--- BEGIN INPUT ROWS ---
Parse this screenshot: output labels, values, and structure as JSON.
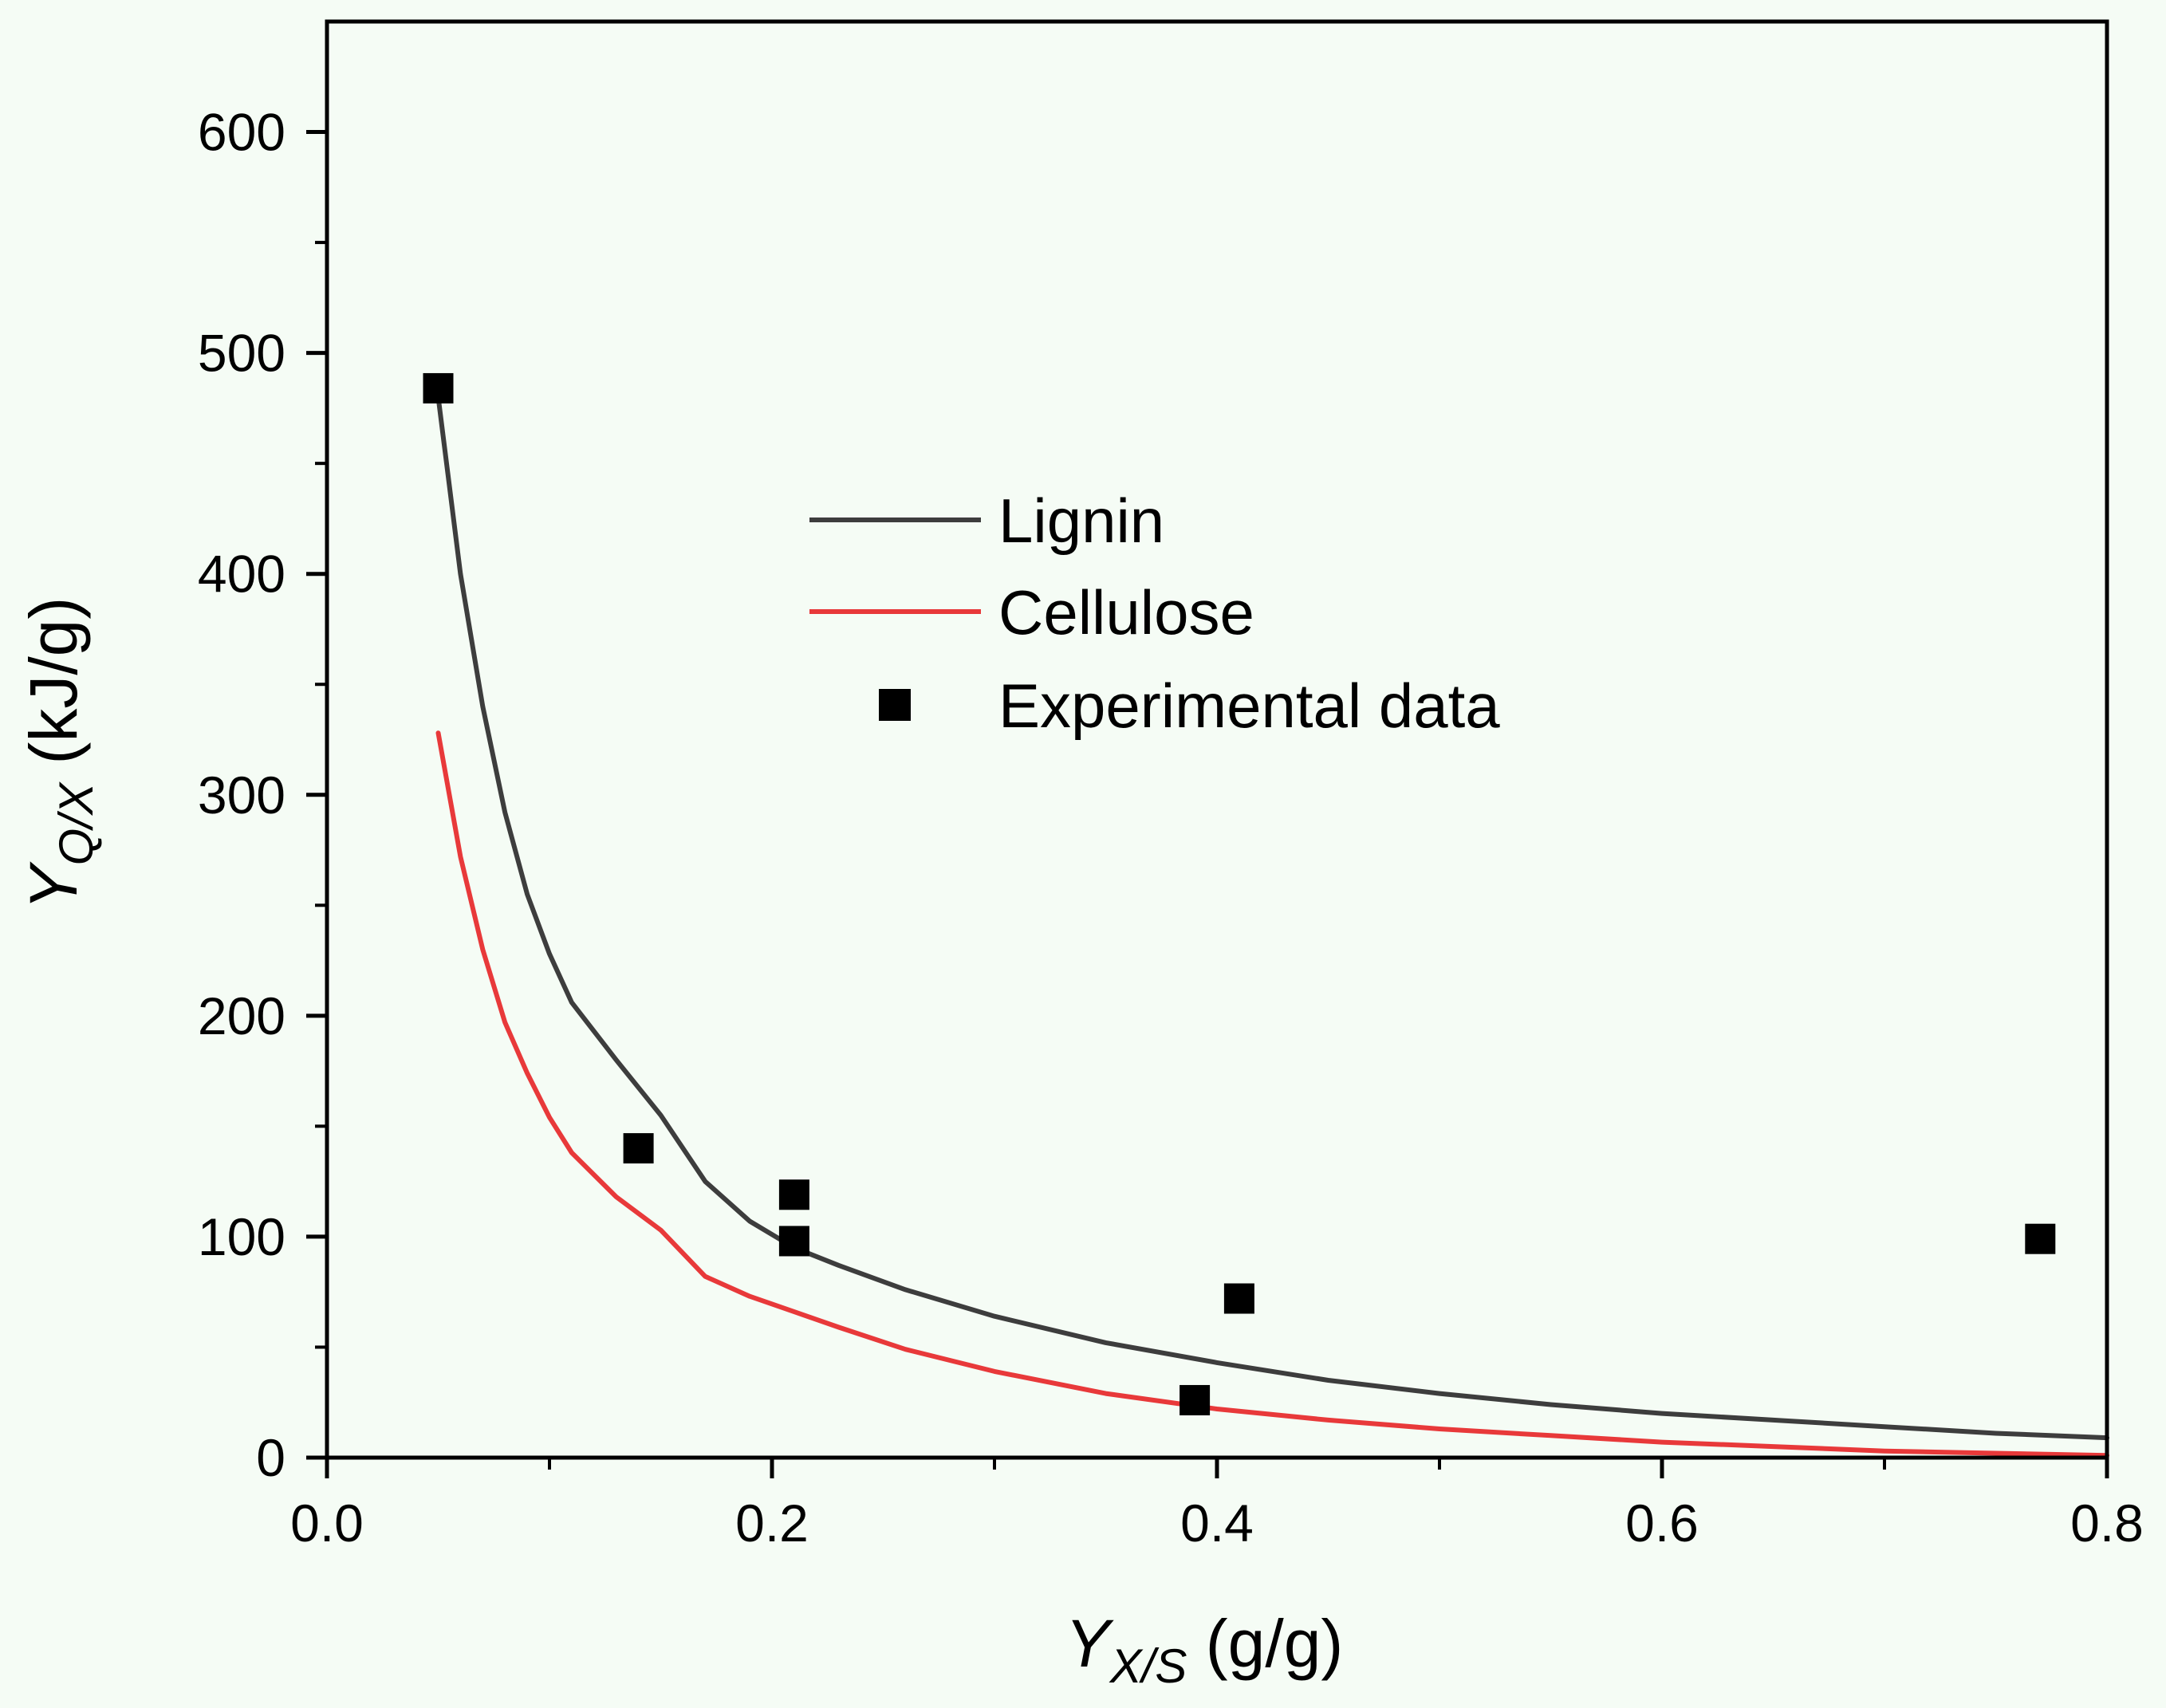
{
  "chart_data": {
    "type": "line",
    "xlabel": {
      "main": "Y",
      "sub": "X/S",
      "unit": " (g/g)"
    },
    "ylabel": {
      "main": "Y",
      "sub": "Q/X",
      "unit": " (kJ/g)"
    },
    "xlim": [
      0,
      0.8
    ],
    "ylim": [
      0,
      650
    ],
    "xticks": [
      0.0,
      0.2,
      0.4,
      0.6,
      0.8
    ],
    "xtick_labels": [
      "0.0",
      "0.2",
      "0.4",
      "0.6",
      "0.8"
    ],
    "yticks": [
      0,
      100,
      200,
      300,
      400,
      500,
      600
    ],
    "ytick_labels": [
      "0",
      "100",
      "200",
      "300",
      "400",
      "500",
      "600"
    ],
    "grid": false,
    "legend_position": "center",
    "series": [
      {
        "name": "Lignin",
        "kind": "line",
        "color": "#3d3d3d",
        "x": [
          0.05,
          0.06,
          0.07,
          0.08,
          0.09,
          0.1,
          0.11,
          0.13,
          0.15,
          0.17,
          0.19,
          0.21,
          0.23,
          0.26,
          0.3,
          0.35,
          0.4,
          0.45,
          0.5,
          0.55,
          0.6,
          0.65,
          0.7,
          0.75,
          0.8
        ],
        "y": [
          480,
          400,
          340,
          292,
          255,
          228,
          206,
          180,
          155,
          125,
          107,
          95,
          87,
          76,
          64,
          52,
          43,
          35,
          29,
          24,
          20,
          17,
          14,
          11,
          9
        ]
      },
      {
        "name": "Cellulose",
        "kind": "line",
        "color": "#e8393a",
        "x": [
          0.05,
          0.06,
          0.07,
          0.08,
          0.09,
          0.1,
          0.11,
          0.13,
          0.15,
          0.17,
          0.19,
          0.21,
          0.23,
          0.26,
          0.3,
          0.35,
          0.4,
          0.45,
          0.5,
          0.55,
          0.6,
          0.65,
          0.7,
          0.75,
          0.8
        ],
        "y": [
          328,
          272,
          230,
          197,
          174,
          154,
          138,
          118,
          103,
          82,
          73,
          66,
          59,
          49,
          39,
          29,
          22,
          17,
          13,
          10,
          7,
          5,
          3,
          2,
          1
        ]
      },
      {
        "name": "Experimental data",
        "kind": "scatter",
        "color": "#000000",
        "x": [
          0.05,
          0.14,
          0.21,
          0.21,
          0.39,
          0.41,
          0.77
        ],
        "y": [
          484,
          140,
          119,
          98,
          26,
          72,
          99
        ]
      }
    ]
  }
}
--- END INPUT ROWS ---
### EXERCISE OBJECTIVE
Pick out the lines that have the word "color". Copy them all.

### TASK RESULT
        "color": "#3d3d3d",
        "color": "#e8393a",
        "color": "#000000",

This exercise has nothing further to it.